* start *

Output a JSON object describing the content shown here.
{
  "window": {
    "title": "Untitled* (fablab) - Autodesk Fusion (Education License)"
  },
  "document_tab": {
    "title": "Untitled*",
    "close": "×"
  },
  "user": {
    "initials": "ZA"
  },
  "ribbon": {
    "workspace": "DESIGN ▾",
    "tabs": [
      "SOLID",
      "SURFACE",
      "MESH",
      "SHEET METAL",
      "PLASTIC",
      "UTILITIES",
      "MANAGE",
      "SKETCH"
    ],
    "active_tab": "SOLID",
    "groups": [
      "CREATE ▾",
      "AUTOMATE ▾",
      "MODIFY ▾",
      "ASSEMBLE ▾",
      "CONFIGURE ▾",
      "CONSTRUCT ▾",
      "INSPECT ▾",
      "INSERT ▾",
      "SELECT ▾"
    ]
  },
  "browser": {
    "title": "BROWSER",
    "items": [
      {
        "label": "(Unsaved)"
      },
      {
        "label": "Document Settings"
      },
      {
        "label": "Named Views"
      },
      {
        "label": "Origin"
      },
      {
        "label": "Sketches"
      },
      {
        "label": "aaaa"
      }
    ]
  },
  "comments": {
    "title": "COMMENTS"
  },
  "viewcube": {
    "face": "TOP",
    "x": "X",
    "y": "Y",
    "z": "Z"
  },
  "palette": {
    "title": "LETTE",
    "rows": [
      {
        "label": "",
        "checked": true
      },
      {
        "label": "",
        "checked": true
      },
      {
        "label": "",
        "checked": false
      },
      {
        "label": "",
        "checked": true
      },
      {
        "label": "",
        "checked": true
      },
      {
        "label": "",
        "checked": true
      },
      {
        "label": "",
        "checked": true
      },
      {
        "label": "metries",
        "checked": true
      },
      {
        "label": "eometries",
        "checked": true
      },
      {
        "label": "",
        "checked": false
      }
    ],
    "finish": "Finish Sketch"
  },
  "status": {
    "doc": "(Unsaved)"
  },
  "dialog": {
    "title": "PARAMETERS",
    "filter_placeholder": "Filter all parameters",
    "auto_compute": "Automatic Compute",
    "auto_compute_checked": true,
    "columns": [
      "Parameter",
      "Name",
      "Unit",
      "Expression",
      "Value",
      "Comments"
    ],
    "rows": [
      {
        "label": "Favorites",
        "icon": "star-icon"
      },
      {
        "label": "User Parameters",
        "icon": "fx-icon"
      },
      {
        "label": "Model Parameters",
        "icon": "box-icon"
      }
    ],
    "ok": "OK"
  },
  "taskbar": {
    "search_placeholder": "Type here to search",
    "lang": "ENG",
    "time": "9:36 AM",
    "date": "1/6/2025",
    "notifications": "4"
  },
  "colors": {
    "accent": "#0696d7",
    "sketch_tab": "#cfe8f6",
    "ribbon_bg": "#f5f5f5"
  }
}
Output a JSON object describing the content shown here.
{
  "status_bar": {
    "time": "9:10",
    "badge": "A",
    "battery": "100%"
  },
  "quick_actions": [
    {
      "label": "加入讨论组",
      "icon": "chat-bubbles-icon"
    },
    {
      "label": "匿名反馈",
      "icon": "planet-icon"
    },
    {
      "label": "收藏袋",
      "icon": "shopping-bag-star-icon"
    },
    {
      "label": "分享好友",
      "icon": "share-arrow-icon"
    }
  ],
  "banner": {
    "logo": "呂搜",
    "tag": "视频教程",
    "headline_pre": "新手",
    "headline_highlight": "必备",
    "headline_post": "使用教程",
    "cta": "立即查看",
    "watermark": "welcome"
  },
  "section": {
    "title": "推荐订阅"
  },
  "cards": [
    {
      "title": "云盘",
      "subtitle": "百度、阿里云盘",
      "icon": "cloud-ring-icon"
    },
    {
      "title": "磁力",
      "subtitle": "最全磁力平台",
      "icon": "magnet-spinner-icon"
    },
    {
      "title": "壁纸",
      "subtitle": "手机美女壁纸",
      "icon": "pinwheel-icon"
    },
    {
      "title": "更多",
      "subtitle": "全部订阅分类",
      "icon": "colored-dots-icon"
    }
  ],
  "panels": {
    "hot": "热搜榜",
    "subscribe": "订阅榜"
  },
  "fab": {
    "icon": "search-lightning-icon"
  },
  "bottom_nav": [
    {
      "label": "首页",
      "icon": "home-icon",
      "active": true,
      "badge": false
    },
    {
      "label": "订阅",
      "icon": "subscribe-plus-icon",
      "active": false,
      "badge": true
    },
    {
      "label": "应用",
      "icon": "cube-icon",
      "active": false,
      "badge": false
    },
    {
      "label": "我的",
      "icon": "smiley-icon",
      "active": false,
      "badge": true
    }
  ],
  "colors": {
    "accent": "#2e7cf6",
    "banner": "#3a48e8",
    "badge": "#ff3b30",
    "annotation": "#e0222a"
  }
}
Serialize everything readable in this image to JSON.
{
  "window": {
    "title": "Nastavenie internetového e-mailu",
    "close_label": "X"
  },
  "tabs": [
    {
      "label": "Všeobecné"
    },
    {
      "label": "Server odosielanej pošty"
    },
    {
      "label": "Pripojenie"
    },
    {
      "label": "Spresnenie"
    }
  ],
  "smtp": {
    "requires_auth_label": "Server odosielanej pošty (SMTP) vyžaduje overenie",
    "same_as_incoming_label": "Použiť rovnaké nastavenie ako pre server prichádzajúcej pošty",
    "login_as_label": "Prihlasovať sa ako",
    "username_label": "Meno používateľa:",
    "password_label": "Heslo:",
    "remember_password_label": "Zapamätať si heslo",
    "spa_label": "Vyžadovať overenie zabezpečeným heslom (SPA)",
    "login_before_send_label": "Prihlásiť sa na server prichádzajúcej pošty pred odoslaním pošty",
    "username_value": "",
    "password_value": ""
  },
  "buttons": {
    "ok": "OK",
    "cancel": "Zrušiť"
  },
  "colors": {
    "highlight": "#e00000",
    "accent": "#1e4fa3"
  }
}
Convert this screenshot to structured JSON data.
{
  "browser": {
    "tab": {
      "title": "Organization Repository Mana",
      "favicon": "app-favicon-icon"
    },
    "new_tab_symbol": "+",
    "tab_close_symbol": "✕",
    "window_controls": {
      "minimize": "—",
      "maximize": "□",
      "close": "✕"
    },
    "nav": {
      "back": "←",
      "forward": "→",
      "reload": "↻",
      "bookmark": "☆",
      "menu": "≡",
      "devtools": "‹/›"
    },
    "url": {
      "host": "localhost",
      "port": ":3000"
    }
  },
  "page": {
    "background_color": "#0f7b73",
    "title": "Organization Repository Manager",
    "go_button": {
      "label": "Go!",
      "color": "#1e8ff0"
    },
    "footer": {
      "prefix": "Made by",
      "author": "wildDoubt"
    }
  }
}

* end *

Repeat the entries shown above, every one, word for word.

Output a JSON object describing the content shown here.
{
  "window": {
    "title": "Untitled* (fablab) - Autodesk Fusion (Education License)"
  },
  "document_tab": {
    "title": "Untitled*",
    "close": "×"
  },
  "user": {
    "initials": "ZA"
  },
  "ribbon": {
    "workspace": "DESIGN ▾",
    "tabs": [
      "SOLID",
      "SURFACE",
      "MESH",
      "SHEET METAL",
      "PLASTIC",
      "UTILITIES",
      "MANAGE",
      "SKETCH"
    ],
    "active_tab": "SOLID",
    "groups": [
      "CREATE ▾",
      "AUTOMATE ▾",
      "MODIFY ▾",
      "ASSEMBLE ▾",
      "CONFIGURE ▾",
      "CONSTRUCT ▾",
      "INSPECT ▾",
      "INSERT ▾",
      "SELECT ▾"
    ]
  },
  "browser": {
    "title": "BROWSER",
    "items": [
      {
        "label": "(Unsaved)"
      },
      {
        "label": "Document Settings"
      },
      {
        "label": "Named Views"
      },
      {
        "label": "Origin"
      },
      {
        "label": "Sketches"
      },
      {
        "label": "aaaa"
      }
    ]
  },
  "comments": {
    "title": "COMMENTS"
  },
  "viewcube": {
    "face": "TOP",
    "x": "X",
    "y": "Y",
    "z": "Z"
  },
  "palette": {
    "title": "LETTE",
    "rows": [
      {
        "label": "",
        "checked": true
      },
      {
        "label": "",
        "checked": true
      },
      {
        "label": "",
        "checked": false
      },
      {
        "label": "",
        "checked": true
      },
      {
        "label": "",
        "checked": true
      },
      {
        "label": "",
        "checked": true
      },
      {
        "label": "",
        "checked": true
      },
      {
        "label": "metries",
        "checked": true
      },
      {
        "label": "eometries",
        "checked": true
      },
      {
        "label": "",
        "checked": false
      }
    ],
    "finish": "Finish Sketch"
  },
  "status": {
    "doc": "(Unsaved)"
  },
  "dialog": {
    "title": "PARAMETERS",
    "filter_placeholder": "Filter all parameters",
    "auto_compute": "Automatic Compute",
    "auto_compute_checked": true,
    "columns": [
      "Parameter",
      "Name",
      "Unit",
      "Expression",
      "Value",
      "Comments"
    ],
    "rows": [
      {
        "label": "Favorites",
        "icon": "star-icon"
      },
      {
        "label": "User Parameters",
        "icon": "fx-icon"
      },
      {
        "label": "Model Parameters",
        "icon": "box-icon"
      }
    ],
    "ok": "OK"
  },
  "taskbar": {
    "search_placeholder": "Type here to search",
    "lang": "ENG",
    "time": "9:36 AM",
    "date": "1/6/2025",
    "notifications": "4"
  },
  "colors": {
    "accent": "#0696d7",
    "sketch_tab": "#cfe8f6",
    "ribbon_bg": "#f5f5f5"
  }
}
Output a JSON object describing the content shown here.
{
  "status_bar": {
    "time": "9:10",
    "badge": "A",
    "battery": "100%"
  },
  "quick_actions": [
    {
      "label": "加入讨论组",
      "icon": "chat-bubbles-icon"
    },
    {
      "label": "匿名反馈",
      "icon": "planet-icon"
    },
    {
      "label": "收藏袋",
      "icon": "shopping-bag-star-icon"
    },
    {
      "label": "分享好友",
      "icon": "share-arrow-icon"
    }
  ],
  "banner": {
    "logo": "呂搜",
    "tag": "视频教程",
    "headline_pre": "新手",
    "headline_highlight": "必备",
    "headline_post": "使用教程",
    "cta": "立即查看",
    "watermark": "welcome"
  },
  "section": {
    "title": "推荐订阅"
  },
  "cards": [
    {
      "title": "云盘",
      "subtitle": "百度、阿里云盘",
      "icon": "cloud-ring-icon"
    },
    {
      "title": "磁力",
      "subtitle": "最全磁力平台",
      "icon": "magnet-spinner-icon"
    },
    {
      "title": "壁纸",
      "subtitle": "手机美女壁纸",
      "icon": "pinwheel-icon"
    },
    {
      "title": "更多",
      "subtitle": "全部订阅分类",
      "icon": "colored-dots-icon"
    }
  ],
  "panels": {
    "hot": "热搜榜",
    "subscribe": "订阅榜"
  },
  "fab": {
    "icon": "search-lightning-icon"
  },
  "bottom_nav": [
    {
      "label": "首页",
      "icon": "home-icon",
      "active": true,
      "badge": false
    },
    {
      "label": "订阅",
      "icon": "subscribe-plus-icon",
      "active": false,
      "badge": true
    },
    {
      "label": "应用",
      "icon": "cube-icon",
      "active": false,
      "badge": false
    },
    {
      "label": "我的",
      "icon": "smiley-icon",
      "active": false,
      "badge": true
    }
  ],
  "colors": {
    "accent": "#2e7cf6",
    "banner": "#3a48e8",
    "badge": "#ff3b30",
    "annotation": "#e0222a"
  }
}
Serialize everything readable in this image to JSON.
{
  "window": {
    "title": "Nastavenie internetového e-mailu",
    "close_label": "X"
  },
  "tabs": [
    {
      "label": "Všeobecné"
    },
    {
      "label": "Server odosielanej pošty"
    },
    {
      "label": "Pripojenie"
    },
    {
      "label": "Spresnenie"
    }
  ],
  "smtp": {
    "requires_auth_label": "Server odosielanej pošty (SMTP) vyžaduje overenie",
    "same_as_incoming_label": "Použiť rovnaké nastavenie ako pre server prichádzajúcej pošty",
    "login_as_label": "Prihlasovať sa ako",
    "username_label": "Meno používateľa:",
    "password_label": "Heslo:",
    "remember_password_label": "Zapamätať si heslo",
    "spa_label": "Vyžadovať overenie zabezpečeným heslom (SPA)",
    "login_before_send_label": "Prihlásiť sa na server prichádzajúcej pošty pred odoslaním pošty",
    "username_value": "",
    "password_value": ""
  },
  "buttons": {
    "ok": "OK",
    "cancel": "Zrušiť"
  },
  "colors": {
    "highlight": "#e00000",
    "accent": "#1e4fa3"
  }
}
Convert this screenshot to structured JSON data.
{
  "browser": {
    "tab": {
      "title": "Organization Repository Mana",
      "favicon": "app-favicon-icon"
    },
    "new_tab_symbol": "+",
    "tab_close_symbol": "✕",
    "window_controls": {
      "minimize": "—",
      "maximize": "□",
      "close": "✕"
    },
    "nav": {
      "back": "←",
      "forward": "→",
      "reload": "↻",
      "bookmark": "☆",
      "menu": "≡",
      "devtools": "‹/›"
    },
    "url": {
      "host": "localhost",
      "port": ":3000"
    }
  },
  "page": {
    "background_color": "#0f7b73",
    "title": "Organization Repository Manager",
    "go_button": {
      "label": "Go!",
      "color": "#1e8ff0"
    },
    "footer": {
      "prefix": "Made by",
      "author": "wildDoubt"
    }
  }
}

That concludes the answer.